* _WRITTEN TASK_
Extract all lines from the data beneath that include the word "title".

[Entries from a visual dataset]
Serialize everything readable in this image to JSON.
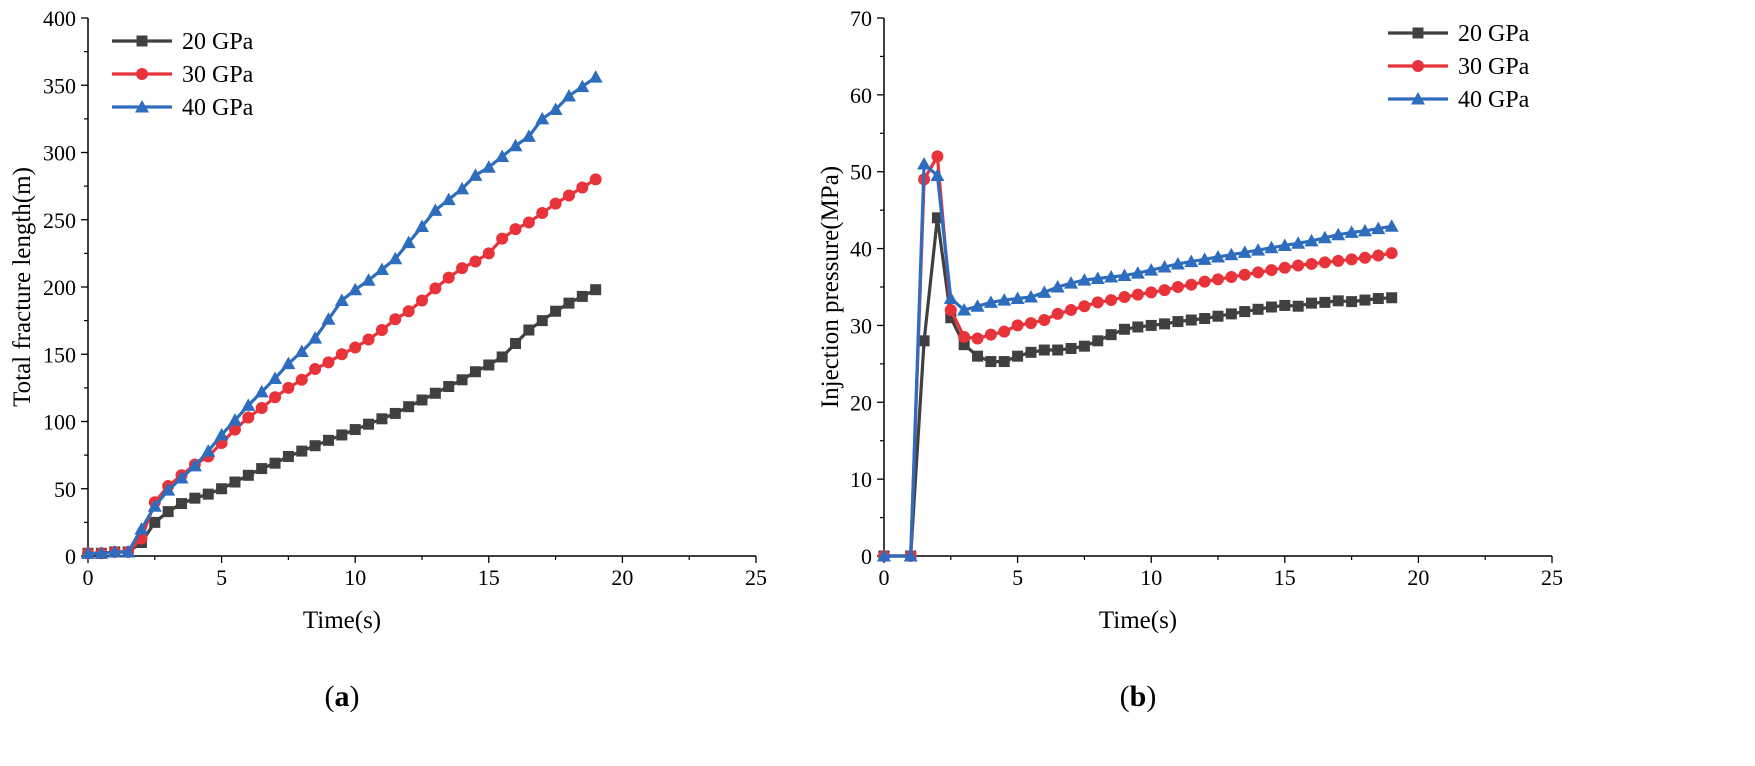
{
  "chart_data": [
    {
      "type": "line",
      "panel_label": "a",
      "title": "",
      "xlabel": "Time(s)",
      "ylabel": "Total fracture length(m)",
      "xlim": [
        0,
        25
      ],
      "ylim": [
        0,
        400
      ],
      "xticks": [
        0,
        5,
        10,
        15,
        20,
        25
      ],
      "yticks": [
        0,
        50,
        100,
        150,
        200,
        250,
        300,
        350,
        400
      ],
      "legend_position": "top-left",
      "grid": false,
      "series": [
        {
          "name": "20 GPa",
          "color": "#404040",
          "marker": "square",
          "x": [
            0,
            0.5,
            1,
            1.5,
            2,
            2.5,
            3,
            3.5,
            4,
            4.5,
            5,
            5.5,
            6,
            6.5,
            7,
            7.5,
            8,
            8.5,
            9,
            9.5,
            10,
            10.5,
            11,
            11.5,
            12,
            12.5,
            13,
            13.5,
            14,
            14.5,
            15,
            15.5,
            16,
            16.5,
            17,
            17.5,
            18,
            18.5,
            19
          ],
          "y": [
            2,
            2,
            3,
            3,
            10,
            25,
            33,
            39,
            43,
            46,
            50,
            55,
            60,
            65,
            69,
            74,
            78,
            82,
            86,
            90,
            94,
            98,
            102,
            106,
            111,
            116,
            121,
            126,
            131,
            137,
            142,
            148,
            158,
            168,
            175,
            182,
            188,
            193,
            198
          ]
        },
        {
          "name": "30 GPa",
          "color": "#e8333b",
          "marker": "circle",
          "x": [
            0,
            0.5,
            1,
            1.5,
            2,
            2.5,
            3,
            3.5,
            4,
            4.5,
            5,
            5.5,
            6,
            6.5,
            7,
            7.5,
            8,
            8.5,
            9,
            9.5,
            10,
            10.5,
            11,
            11.5,
            12,
            12.5,
            13,
            13.5,
            14,
            14.5,
            15,
            15.5,
            16,
            16.5,
            17,
            17.5,
            18,
            18.5,
            19
          ],
          "y": [
            2,
            2,
            3,
            3,
            13,
            40,
            52,
            60,
            68,
            74,
            84,
            94,
            103,
            110,
            118,
            125,
            131,
            139,
            144,
            150,
            155,
            161,
            168,
            176,
            182,
            190,
            199,
            207,
            214,
            219,
            225,
            236,
            243,
            248,
            255,
            262,
            268,
            274,
            280
          ]
        },
        {
          "name": "40 GPa",
          "color": "#2e6dbd",
          "marker": "triangle",
          "x": [
            0,
            0.5,
            1,
            1.5,
            2,
            2.5,
            3,
            3.5,
            4,
            4.5,
            5,
            5.5,
            6,
            6.5,
            7,
            7.5,
            8,
            8.5,
            9,
            9.5,
            10,
            10.5,
            11,
            11.5,
            12,
            12.5,
            13,
            13.5,
            14,
            14.5,
            15,
            15.5,
            16,
            16.5,
            17,
            17.5,
            18,
            18.5,
            19
          ],
          "y": [
            2,
            2,
            3,
            3,
            20,
            37,
            49,
            58,
            67,
            78,
            90,
            101,
            112,
            122,
            132,
            143,
            152,
            162,
            176,
            190,
            198,
            205,
            213,
            221,
            233,
            245,
            257,
            265,
            273,
            283,
            289,
            297,
            305,
            312,
            325,
            332,
            342,
            349,
            356
          ]
        }
      ]
    },
    {
      "type": "line",
      "panel_label": "b",
      "title": "",
      "xlabel": "Time(s)",
      "ylabel": "Injection pressure(MPa)",
      "xlim": [
        0,
        25
      ],
      "ylim": [
        0,
        70
      ],
      "xticks": [
        0,
        5,
        10,
        15,
        20,
        25
      ],
      "yticks": [
        0,
        10,
        20,
        30,
        40,
        50,
        60,
        70
      ],
      "legend_position": "top-right",
      "grid": false,
      "series": [
        {
          "name": "20 GPa",
          "color": "#404040",
          "marker": "square",
          "x": [
            0,
            1,
            1.5,
            2,
            2.5,
            3,
            3.5,
            4,
            4.5,
            5,
            5.5,
            6,
            6.5,
            7,
            7.5,
            8,
            8.5,
            9,
            9.5,
            10,
            10.5,
            11,
            11.5,
            12,
            12.5,
            13,
            13.5,
            14,
            14.5,
            15,
            15.5,
            16,
            16.5,
            17,
            17.5,
            18,
            18.5,
            19
          ],
          "y": [
            0,
            0,
            28,
            44,
            31,
            27.5,
            26,
            25.3,
            25.3,
            26,
            26.5,
            26.8,
            26.8,
            27,
            27.3,
            28,
            28.8,
            29.5,
            29.8,
            30,
            30.2,
            30.5,
            30.7,
            30.9,
            31.2,
            31.5,
            31.8,
            32.1,
            32.4,
            32.6,
            32.5,
            32.9,
            33,
            33.2,
            33.1,
            33.3,
            33.5,
            33.6
          ]
        },
        {
          "name": "30 GPa",
          "color": "#e8333b",
          "marker": "circle",
          "x": [
            0,
            1,
            1.5,
            2,
            2.5,
            3,
            3.5,
            4,
            4.5,
            5,
            5.5,
            6,
            6.5,
            7,
            7.5,
            8,
            8.5,
            9,
            9.5,
            10,
            10.5,
            11,
            11.5,
            12,
            12.5,
            13,
            13.5,
            14,
            14.5,
            15,
            15.5,
            16,
            16.5,
            17,
            17.5,
            18,
            18.5,
            19
          ],
          "y": [
            0,
            0,
            49,
            52,
            32,
            28.5,
            28.3,
            28.8,
            29.2,
            30,
            30.3,
            30.7,
            31.5,
            32,
            32.5,
            33,
            33.3,
            33.7,
            34,
            34.3,
            34.6,
            35,
            35.3,
            35.7,
            36,
            36.3,
            36.6,
            36.9,
            37.2,
            37.5,
            37.8,
            38,
            38.2,
            38.4,
            38.6,
            38.8,
            39.1,
            39.4
          ]
        },
        {
          "name": "40 GPa",
          "color": "#2e6dbd",
          "marker": "triangle",
          "x": [
            0,
            1,
            1.5,
            2,
            2.5,
            3,
            3.5,
            4,
            4.5,
            5,
            5.5,
            6,
            6.5,
            7,
            7.5,
            8,
            8.5,
            9,
            9.5,
            10,
            10.5,
            11,
            11.5,
            12,
            12.5,
            13,
            13.5,
            14,
            14.5,
            15,
            15.5,
            16,
            16.5,
            17,
            17.5,
            18,
            18.5,
            19
          ],
          "y": [
            0,
            0,
            51,
            49.5,
            33.5,
            32,
            32.5,
            33,
            33.3,
            33.5,
            33.7,
            34.3,
            35,
            35.5,
            35.9,
            36.1,
            36.3,
            36.5,
            36.8,
            37.2,
            37.6,
            38,
            38.3,
            38.6,
            38.9,
            39.2,
            39.5,
            39.8,
            40.1,
            40.4,
            40.7,
            41,
            41.4,
            41.8,
            42.1,
            42.3,
            42.6,
            42.9
          ]
        }
      ]
    }
  ]
}
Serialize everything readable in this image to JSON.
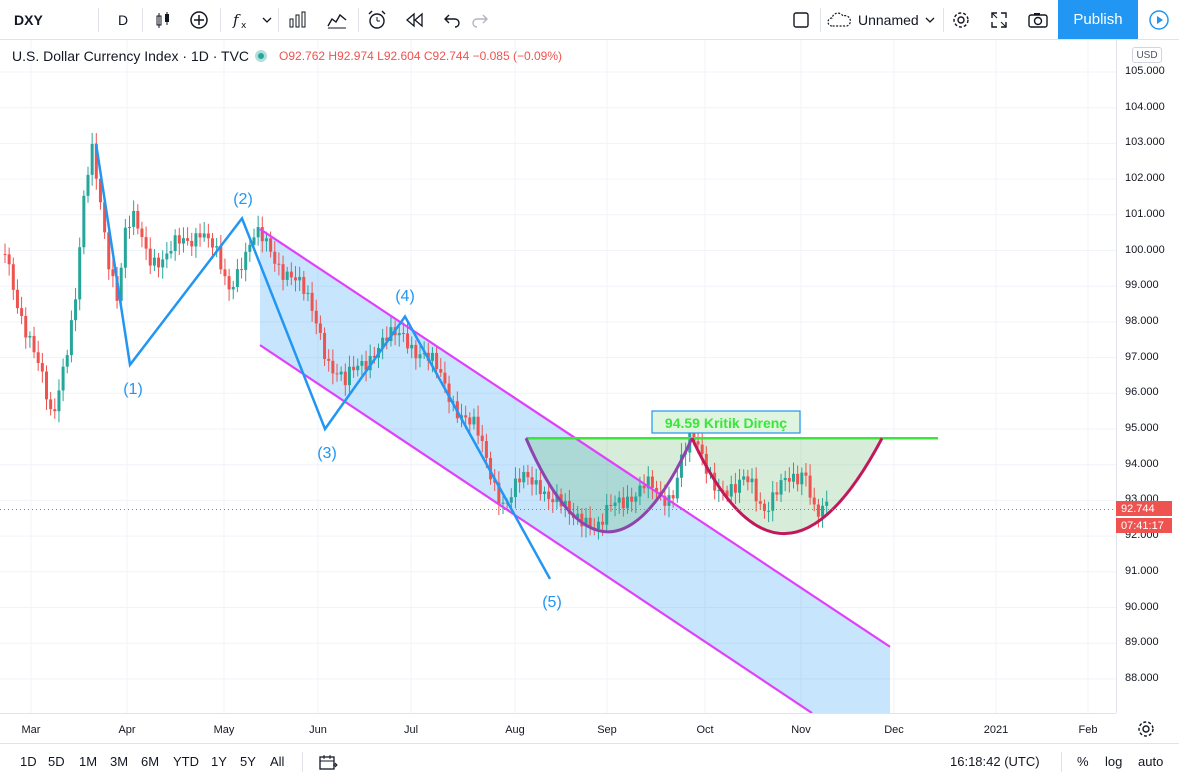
{
  "toolbar": {
    "symbol": "DXY",
    "interval": "D",
    "indicators_icon": "fx-icon",
    "layout_name": "Unnamed",
    "publish_label": "Publish"
  },
  "legend": {
    "title": "U.S. Dollar Currency Index · 1D · TVC",
    "open": "O92.762",
    "high": "H92.974",
    "low": "L92.604",
    "close": "C92.744",
    "change": "−0.085 (−0.09%)"
  },
  "price_axis": {
    "currency": "USD",
    "labels": [
      "105.000",
      "104.000",
      "103.000",
      "102.000",
      "101.000",
      "100.000",
      "99.000",
      "98.000",
      "97.000",
      "96.000",
      "95.000",
      "94.000",
      "93.000",
      "92.000",
      "91.000",
      "90.000",
      "89.000",
      "88.000"
    ],
    "last_price": "92.744",
    "countdown": "07:41:17"
  },
  "time_axis": {
    "labels": [
      "Mar",
      "Apr",
      "May",
      "Jun",
      "Jul",
      "Aug",
      "Sep",
      "Oct",
      "Nov",
      "Dec",
      "2021",
      "Feb"
    ]
  },
  "annotations": {
    "wave_labels": [
      "(1)",
      "(2)",
      "(3)",
      "(4)",
      "(5)"
    ],
    "resistance_label": "94.59 Kritik Direnç"
  },
  "bottom_bar": {
    "ranges": [
      "1D",
      "5D",
      "1M",
      "3M",
      "6M",
      "YTD",
      "1Y",
      "5Y",
      "All"
    ],
    "clock": "16:18:42 (UTC)",
    "percent": "%",
    "log": "log",
    "auto": "auto"
  },
  "colors": {
    "up": "#26a69a",
    "down": "#ef5350",
    "channel": "#e040fb",
    "wave": "#2196f3",
    "resistance": "#39e639",
    "accent": "#2196f3"
  }
}
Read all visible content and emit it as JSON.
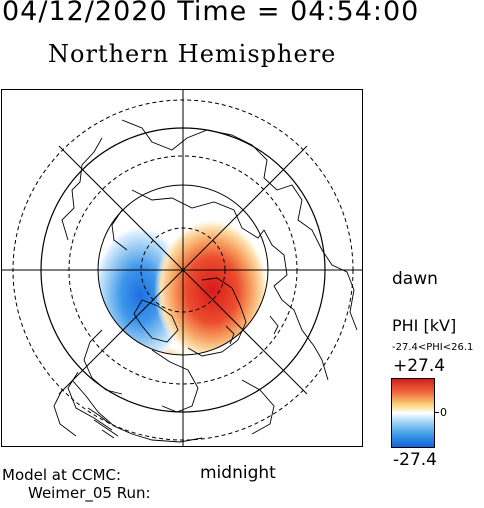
{
  "header": {
    "date_time": "04/12/2020 Time = 04:54:00"
  },
  "title": "Northern Hemisphere",
  "labels": {
    "dawn": "dawn",
    "midnight": "midnight"
  },
  "footer": {
    "model": "Model at CCMC:",
    "run": "Weimer_05 Run:"
  },
  "colorbar": {
    "title": "PHI [kV]",
    "range": "-27.4<PHI<26.1",
    "max": "+27.4",
    "zero": "0",
    "min": "-27.4",
    "colors": {
      "positive": "#d21e1e",
      "neutral": "#ffffff",
      "negative": "#1463d8"
    }
  }
}
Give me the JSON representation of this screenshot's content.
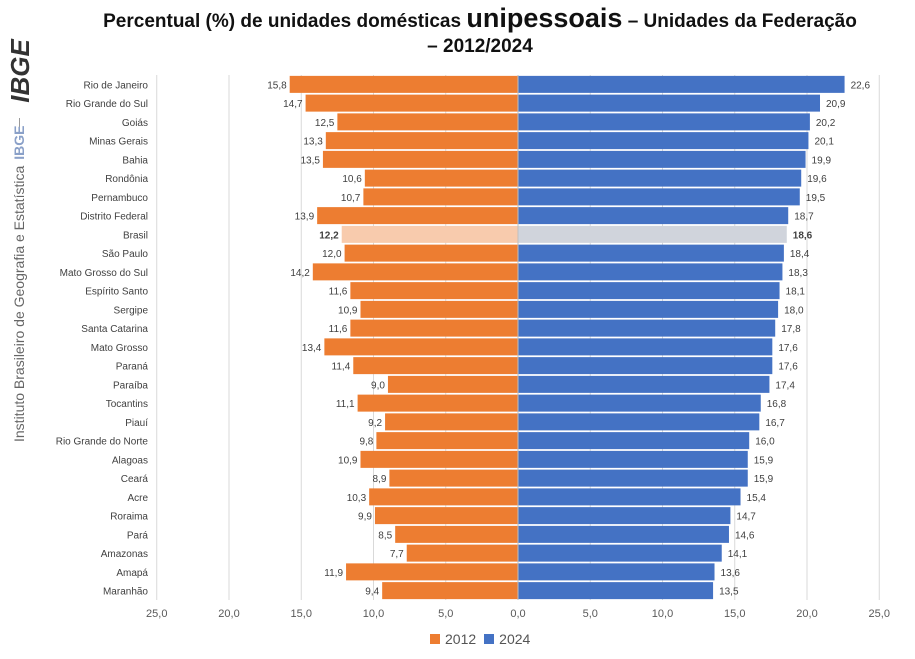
{
  "title": {
    "part1": "Percentual (%) de unidades domésticas",
    "highlight": "unipessoais",
    "part2": "– Unidades da Federação – 2012/2024"
  },
  "sidebar": {
    "logo_text": "IBGE",
    "institute": "Instituto Brasileiro de Geografia e Estatística",
    "short": "IBGE"
  },
  "chart_data": {
    "type": "bar",
    "orientation": "horizontal-butterfly",
    "categories": [
      "Rio de Janeiro",
      "Rio Grande do Sul",
      "Goiás",
      "Minas Gerais",
      "Bahia",
      "Rondônia",
      "Pernambuco",
      "Distrito Federal",
      "Brasil",
      "São Paulo",
      "Mato Grosso do Sul",
      "Espírito Santo",
      "Sergipe",
      "Santa Catarina",
      "Mato Grosso",
      "Paraná",
      "Paraíba",
      "Tocantins",
      "Piauí",
      "Rio Grande do Norte",
      "Alagoas",
      "Ceará",
      "Acre",
      "Roraima",
      "Pará",
      "Amazonas",
      "Amapá",
      "Maranhão"
    ],
    "series": [
      {
        "name": "2012",
        "color": "#ed7d31",
        "values": [
          15.8,
          14.7,
          12.5,
          13.3,
          13.5,
          10.6,
          10.7,
          13.9,
          12.2,
          12.0,
          14.2,
          11.6,
          10.9,
          11.6,
          13.4,
          11.4,
          9.0,
          11.1,
          9.2,
          9.8,
          10.9,
          8.9,
          10.3,
          9.9,
          8.5,
          7.7,
          11.9,
          9.4
        ]
      },
      {
        "name": "2024",
        "color": "#4472c4",
        "values": [
          22.6,
          20.9,
          20.2,
          20.1,
          19.9,
          19.6,
          19.5,
          18.7,
          18.6,
          18.4,
          18.3,
          18.1,
          18.0,
          17.8,
          17.6,
          17.6,
          17.4,
          16.8,
          16.7,
          16.0,
          15.9,
          15.9,
          15.4,
          14.7,
          14.6,
          14.1,
          13.6,
          13.5
        ]
      }
    ],
    "value_labels_2012": [
      "15,8",
      "14,7",
      "12,5",
      "13,3",
      "13,5",
      "10,6",
      "10,7",
      "13,9",
      "12,2",
      "12,0",
      "14,2",
      "11,6",
      "10,9",
      "11,6",
      "13,4",
      "11,4",
      "9,0",
      "11,1",
      "9,2",
      "9,8",
      "10,9",
      "8,9",
      "10,3",
      "9,9",
      "8,5",
      "7,7",
      "11,9",
      "9,4"
    ],
    "value_labels_2024": [
      "22,6",
      "20,9",
      "20,2",
      "20,1",
      "19,9",
      "19,6",
      "19,5",
      "18,7",
      "18,6",
      "18,4",
      "18,3",
      "18,1",
      "18,0",
      "17,8",
      "17,6",
      "17,6",
      "17,4",
      "16,8",
      "16,7",
      "16,0",
      "15,9",
      "15,9",
      "15,4",
      "14,7",
      "14,6",
      "14,1",
      "13,6",
      "13,5"
    ],
    "highlight_category": "Brasil",
    "highlight_colors": {
      "2012": "#f8cbad",
      "2024": "#d0d4dc"
    },
    "xlim": [
      -25,
      25
    ],
    "x_ticks": [
      "25,0",
      "20,0",
      "15,0",
      "10,0",
      "5,0",
      "0,0",
      "5,0",
      "10,0",
      "15,0",
      "20,0",
      "25,0"
    ],
    "grid": true,
    "legend_position": "bottom-center"
  }
}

* _TASK ANSWER_
      "title": "",
      "title": "",
    "title": "U.S. Dollar Currency Index · 1D · TVC",
  "title": "Northern Hemisphere",
    "title": "PHI [kV]",
  "title": {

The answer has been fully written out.